# [Material for this exercise]
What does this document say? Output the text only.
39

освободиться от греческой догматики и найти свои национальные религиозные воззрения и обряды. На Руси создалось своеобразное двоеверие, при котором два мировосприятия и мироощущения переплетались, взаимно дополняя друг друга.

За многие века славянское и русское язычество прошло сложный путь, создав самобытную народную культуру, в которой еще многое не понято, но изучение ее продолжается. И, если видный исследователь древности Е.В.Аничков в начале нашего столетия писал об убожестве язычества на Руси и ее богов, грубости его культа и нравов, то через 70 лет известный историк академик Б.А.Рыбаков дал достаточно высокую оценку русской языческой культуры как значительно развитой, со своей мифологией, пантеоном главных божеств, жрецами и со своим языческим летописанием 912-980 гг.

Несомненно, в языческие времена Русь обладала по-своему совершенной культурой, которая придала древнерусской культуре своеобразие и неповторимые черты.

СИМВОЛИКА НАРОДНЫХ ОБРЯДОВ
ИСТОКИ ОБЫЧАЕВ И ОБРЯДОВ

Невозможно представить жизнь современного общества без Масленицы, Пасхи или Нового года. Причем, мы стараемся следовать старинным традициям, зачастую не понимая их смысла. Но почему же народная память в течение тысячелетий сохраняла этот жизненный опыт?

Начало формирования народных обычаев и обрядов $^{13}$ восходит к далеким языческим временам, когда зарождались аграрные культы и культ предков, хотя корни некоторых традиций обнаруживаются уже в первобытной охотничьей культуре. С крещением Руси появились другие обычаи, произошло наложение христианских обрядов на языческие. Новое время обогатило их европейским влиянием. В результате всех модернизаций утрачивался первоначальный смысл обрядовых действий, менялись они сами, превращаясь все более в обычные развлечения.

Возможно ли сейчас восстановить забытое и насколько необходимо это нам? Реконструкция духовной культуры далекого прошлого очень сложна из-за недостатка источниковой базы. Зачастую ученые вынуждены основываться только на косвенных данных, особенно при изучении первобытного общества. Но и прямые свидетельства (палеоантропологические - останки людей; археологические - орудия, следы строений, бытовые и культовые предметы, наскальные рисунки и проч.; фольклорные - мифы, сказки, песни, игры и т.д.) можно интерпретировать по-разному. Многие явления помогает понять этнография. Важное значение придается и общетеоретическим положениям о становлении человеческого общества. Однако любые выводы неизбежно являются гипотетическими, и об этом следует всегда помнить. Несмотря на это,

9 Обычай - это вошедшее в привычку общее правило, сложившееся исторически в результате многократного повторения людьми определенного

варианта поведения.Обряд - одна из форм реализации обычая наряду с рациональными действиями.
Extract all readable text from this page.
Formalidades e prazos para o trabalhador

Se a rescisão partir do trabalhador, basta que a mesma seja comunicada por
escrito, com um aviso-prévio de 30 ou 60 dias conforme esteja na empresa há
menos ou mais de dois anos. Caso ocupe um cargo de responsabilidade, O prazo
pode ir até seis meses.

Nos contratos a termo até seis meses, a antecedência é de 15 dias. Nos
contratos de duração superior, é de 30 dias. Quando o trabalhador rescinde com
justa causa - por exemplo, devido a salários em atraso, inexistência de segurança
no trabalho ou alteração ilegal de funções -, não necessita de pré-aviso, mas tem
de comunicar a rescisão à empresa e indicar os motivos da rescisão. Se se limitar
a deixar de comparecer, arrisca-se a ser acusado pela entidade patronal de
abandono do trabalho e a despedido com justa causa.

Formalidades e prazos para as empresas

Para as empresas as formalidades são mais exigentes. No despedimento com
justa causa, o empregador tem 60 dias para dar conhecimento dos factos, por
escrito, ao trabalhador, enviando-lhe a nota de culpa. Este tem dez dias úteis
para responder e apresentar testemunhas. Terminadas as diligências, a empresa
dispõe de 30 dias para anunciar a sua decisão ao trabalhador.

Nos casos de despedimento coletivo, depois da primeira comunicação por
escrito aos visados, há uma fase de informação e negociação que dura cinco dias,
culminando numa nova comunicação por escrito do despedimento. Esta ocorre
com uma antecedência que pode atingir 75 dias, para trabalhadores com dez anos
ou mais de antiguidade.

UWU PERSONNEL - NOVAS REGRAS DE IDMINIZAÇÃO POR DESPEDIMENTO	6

# [Short exercise]
Every line containing the string "общества" must be listed.

# [Expected output]
Невозможно представить жизнь современного общества без Масленицы, Пасхи или Нового года. Причем, мы стараемся следовать старинным традициям, зачастую не понимая их смысла. Но почему же народная память в течение тысячелетий сохраняла этот жизненный опыт?
Возможно ли сейчас восстановить забытое и насколько необходимо это нам? Реконструкция духовной культуры далекого прошлого очень сложна из-за недостатка источниковой базы. Зачастую ученые вынуждены основываться только на косвенных данных, особенно при изучении первобытного общества. Но и прямые свидетельства (палеоантропологические - останки людей; археологические - орудия, следы строений, бытовые и культовые предметы, наскальные рисунки и проч.; фольклорные - мифы, сказки, песни, игры и т.д.) можно интерпретировать по-разному. Многие явления помогает понять этнография. Важное значение придается и общетеоретическим положениям о становлении человеческого общества. Однако любые выводы неизбежно являются гипотетическими, и об этом следует всегда помнить. Несмотря на это,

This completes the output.